──────── INFORMATION SHOWN
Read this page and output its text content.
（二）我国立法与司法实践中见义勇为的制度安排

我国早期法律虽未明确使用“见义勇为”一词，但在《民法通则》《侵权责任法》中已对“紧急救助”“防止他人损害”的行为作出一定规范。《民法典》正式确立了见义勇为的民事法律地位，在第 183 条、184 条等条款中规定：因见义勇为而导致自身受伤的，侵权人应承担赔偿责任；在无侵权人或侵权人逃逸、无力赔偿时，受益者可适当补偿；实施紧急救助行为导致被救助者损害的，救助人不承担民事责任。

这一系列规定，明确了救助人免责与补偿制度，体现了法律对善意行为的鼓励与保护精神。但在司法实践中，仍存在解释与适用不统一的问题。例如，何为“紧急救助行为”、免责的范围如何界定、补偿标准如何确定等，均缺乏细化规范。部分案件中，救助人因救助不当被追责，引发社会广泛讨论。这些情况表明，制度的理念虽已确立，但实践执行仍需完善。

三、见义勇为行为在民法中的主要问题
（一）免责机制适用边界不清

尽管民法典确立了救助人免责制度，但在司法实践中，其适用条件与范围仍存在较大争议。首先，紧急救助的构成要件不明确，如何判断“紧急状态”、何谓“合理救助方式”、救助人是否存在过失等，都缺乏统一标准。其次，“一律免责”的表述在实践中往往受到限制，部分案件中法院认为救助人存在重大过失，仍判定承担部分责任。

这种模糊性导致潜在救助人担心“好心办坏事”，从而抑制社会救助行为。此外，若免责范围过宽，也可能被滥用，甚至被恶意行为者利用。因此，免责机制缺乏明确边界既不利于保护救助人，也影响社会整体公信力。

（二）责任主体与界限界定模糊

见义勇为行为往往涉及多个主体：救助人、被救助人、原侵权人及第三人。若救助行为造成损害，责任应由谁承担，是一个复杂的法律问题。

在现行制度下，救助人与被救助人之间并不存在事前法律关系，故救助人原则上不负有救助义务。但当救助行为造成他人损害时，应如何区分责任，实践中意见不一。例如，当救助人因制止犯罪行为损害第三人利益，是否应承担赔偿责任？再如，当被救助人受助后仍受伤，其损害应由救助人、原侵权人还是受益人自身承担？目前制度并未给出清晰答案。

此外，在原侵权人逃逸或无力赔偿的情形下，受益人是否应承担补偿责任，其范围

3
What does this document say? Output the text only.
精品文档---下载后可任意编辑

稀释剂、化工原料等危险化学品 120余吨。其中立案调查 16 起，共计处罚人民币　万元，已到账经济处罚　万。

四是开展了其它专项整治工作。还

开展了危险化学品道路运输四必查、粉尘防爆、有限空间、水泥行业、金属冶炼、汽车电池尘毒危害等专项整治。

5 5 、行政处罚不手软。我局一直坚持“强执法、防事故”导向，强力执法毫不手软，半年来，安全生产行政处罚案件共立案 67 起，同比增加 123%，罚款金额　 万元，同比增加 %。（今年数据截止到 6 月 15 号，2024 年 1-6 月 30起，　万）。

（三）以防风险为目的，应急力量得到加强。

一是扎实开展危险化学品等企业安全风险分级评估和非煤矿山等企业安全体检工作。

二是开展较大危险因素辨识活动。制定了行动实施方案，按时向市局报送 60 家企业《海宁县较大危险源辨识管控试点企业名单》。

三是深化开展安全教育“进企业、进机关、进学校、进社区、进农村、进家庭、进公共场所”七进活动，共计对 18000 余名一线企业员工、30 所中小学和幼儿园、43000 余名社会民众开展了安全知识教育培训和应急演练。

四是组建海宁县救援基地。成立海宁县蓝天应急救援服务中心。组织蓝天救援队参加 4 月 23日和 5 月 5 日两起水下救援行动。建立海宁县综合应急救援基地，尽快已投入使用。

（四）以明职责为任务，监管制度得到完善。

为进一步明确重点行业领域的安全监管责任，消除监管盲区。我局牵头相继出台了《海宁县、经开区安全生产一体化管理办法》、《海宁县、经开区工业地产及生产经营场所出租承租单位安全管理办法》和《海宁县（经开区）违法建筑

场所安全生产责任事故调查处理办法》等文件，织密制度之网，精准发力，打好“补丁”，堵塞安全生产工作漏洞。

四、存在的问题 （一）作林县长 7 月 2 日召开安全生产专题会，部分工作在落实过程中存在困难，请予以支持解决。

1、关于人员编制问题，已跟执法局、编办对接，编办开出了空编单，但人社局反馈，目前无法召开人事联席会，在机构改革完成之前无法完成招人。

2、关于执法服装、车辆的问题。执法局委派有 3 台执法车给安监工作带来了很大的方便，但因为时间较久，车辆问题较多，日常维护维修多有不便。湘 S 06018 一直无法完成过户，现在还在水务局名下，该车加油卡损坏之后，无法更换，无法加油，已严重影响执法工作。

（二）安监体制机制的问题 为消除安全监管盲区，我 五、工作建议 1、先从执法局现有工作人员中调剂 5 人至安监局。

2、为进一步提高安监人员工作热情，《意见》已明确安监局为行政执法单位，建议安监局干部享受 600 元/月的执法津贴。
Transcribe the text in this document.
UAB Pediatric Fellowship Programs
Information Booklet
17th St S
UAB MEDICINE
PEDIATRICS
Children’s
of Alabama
────────────────
* [WHAT IS NEEDED] Exactly reproduce every record.

* [TASK RESPONSE]
Read this page and output its text content.
（二）我国立法与司法实践中见义勇为的制度安排

我国早期法律虽未明确使用“见义勇为”一词，但在《民法通则》《侵权责任法》中已对“紧急救助”“防止他人损害”的行为作出一定规范。《民法典》正式确立了见义勇为的民事法律地位，在第 183 条、184 条等条款中规定：因见义勇为而导致自身受伤的，侵权人应承担赔偿责任；在无侵权人或侵权人逃逸、无力赔偿时，受益者可适当补偿；实施紧急救助行为导致被救助者损害的，救助人不承担民事责任。

这一系列规定，明确了救助人免责与补偿制度，体现了法律对善意行为的鼓励与保护精神。但在司法实践中，仍存在解释与适用不统一的问题。例如，何为“紧急救助行为”、免责的范围如何界定、补偿标准如何确定等，均缺乏细化规范。部分案件中，救助人因救助不当被追责，引发社会广泛讨论。这些情况表明，制度的理念虽已确立，但实践执行仍需完善。

三、见义勇为行为在民法中的主要问题
（一）免责机制适用边界不清

尽管民法典确立了救助人免责制度，但在司法实践中，其适用条件与范围仍存在较大争议。首先，紧急救助的构成要件不明确，如何判断“紧急状态”、何谓“合理救助方式”、救助人是否存在过失等，都缺乏统一标准。其次，“一律免责”的表述在实践中往往受到限制，部分案件中法院认为救助人存在重大过失，仍判定承担部分责任。

这种模糊性导致潜在救助人担心“好心办坏事”，从而抑制社会救助行为。此外，若免责范围过宽，也可能被滥用，甚至被恶意行为者利用。因此，免责机制缺乏明确边界既不利于保护救助人，也影响社会整体公信力。

（二）责任主体与界限界定模糊

见义勇为行为往往涉及多个主体：救助人、被救助人、原侵权人及第三人。若救助行为造成损害，责任应由谁承担，是一个复杂的法律问题。

在现行制度下，救助人与被救助人之间并不存在事前法律关系，故救助人原则上不负有救助义务。但当救助行为造成他人损害时，应如何区分责任，实践中意见不一。例如，当救助人因制止犯罪行为损害第三人利益，是否应承担赔偿责任？再如，当被救助人受助后仍受伤，其损害应由救助人、原侵权人还是受益人自身承担？目前制度并未给出清晰答案。

此外，在原侵权人逃逸或无力赔偿的情形下，受益人是否应承担补偿责任，其范围

3
What does this document say? Output the text only.
精品文档---下载后可任意编辑

稀释剂、化工原料等危险化学品 120余吨。其中立案调查 16 起，共计处罚人民币　万元，已到账经济处罚　万。

四是开展了其它专项整治工作。还

开展了危险化学品道路运输四必查、粉尘防爆、有限空间、水泥行业、金属冶炼、汽车电池尘毒危害等专项整治。

5 5 、行政处罚不手软。我局一直坚持“强执法、防事故”导向，强力执法毫不手软，半年来，安全生产行政处罚案件共立案 67 起，同比增加 123%，罚款金额　 万元，同比增加 %。（今年数据截止到 6 月 15 号，2024 年 1-6 月 30起，　万）。

（三）以防风险为目的，应急力量得到加强。

一是扎实开展危险化学品等企业安全风险分级评估和非煤矿山等企业安全体检工作。

二是开展较大危险因素辨识活动。制定了行动实施方案，按时向市局报送 60 家企业《海宁县较大危险源辨识管控试点企业名单》。

三是深化开展安全教育“进企业、进机关、进学校、进社区、进农村、进家庭、进公共场所”七进活动，共计对 18000 余名一线企业员工、30 所中小学和幼儿园、43000 余名社会民众开展了安全知识教育培训和应急演练。

四是组建海宁县救援基地。成立海宁县蓝天应急救援服务中心。组织蓝天救援队参加 4 月 23日和 5 月 5 日两起水下救援行动。建立海宁县综合应急救援基地，尽快已投入使用。

（四）以明职责为任务，监管制度得到完善。

为进一步明确重点行业领域的安全监管责任，消除监管盲区。我局牵头相继出台了《海宁县、经开区安全生产一体化管理办法》、《海宁县、经开区工业地产及生产经营场所出租承租单位安全管理办法》和《海宁县（经开区）违法建筑

场所安全生产责任事故调查处理办法》等文件，织密制度之网，精准发力，打好“补丁”，堵塞安全生产工作漏洞。

四、存在的问题 （一）作林县长 7 月 2 日召开安全生产专题会，部分工作在落实过程中存在困难，请予以支持解决。

1、关于人员编制问题，已跟执法局、编办对接，编办开出了空编单，但人社局反馈，目前无法召开人事联席会，在机构改革完成之前无法完成招人。

2、关于执法服装、车辆的问题。执法局委派有 3 台执法车给安监工作带来了很大的方便，但因为时间较久，车辆问题较多，日常维护维修多有不便。湘 S 06018 一直无法完成过户，现在还在水务局名下，该车加油卡损坏之后，无法更换，无法加油，已严重影响执法工作。

（二）安监体制机制的问题 为消除安全监管盲区，我 五、工作建议 1、先从执法局现有工作人员中调剂 5 人至安监局。

2、为进一步提高安监人员工作热情，《意见》已明确安监局为行政执法单位，建议安监局干部享受 600 元/月的执法津贴。
Transcribe the text in this document.
UAB Pediatric Fellowship Programs
Information Booklet
17th St S
UAB MEDICINE
PEDIATRICS
Children’s
of Alabama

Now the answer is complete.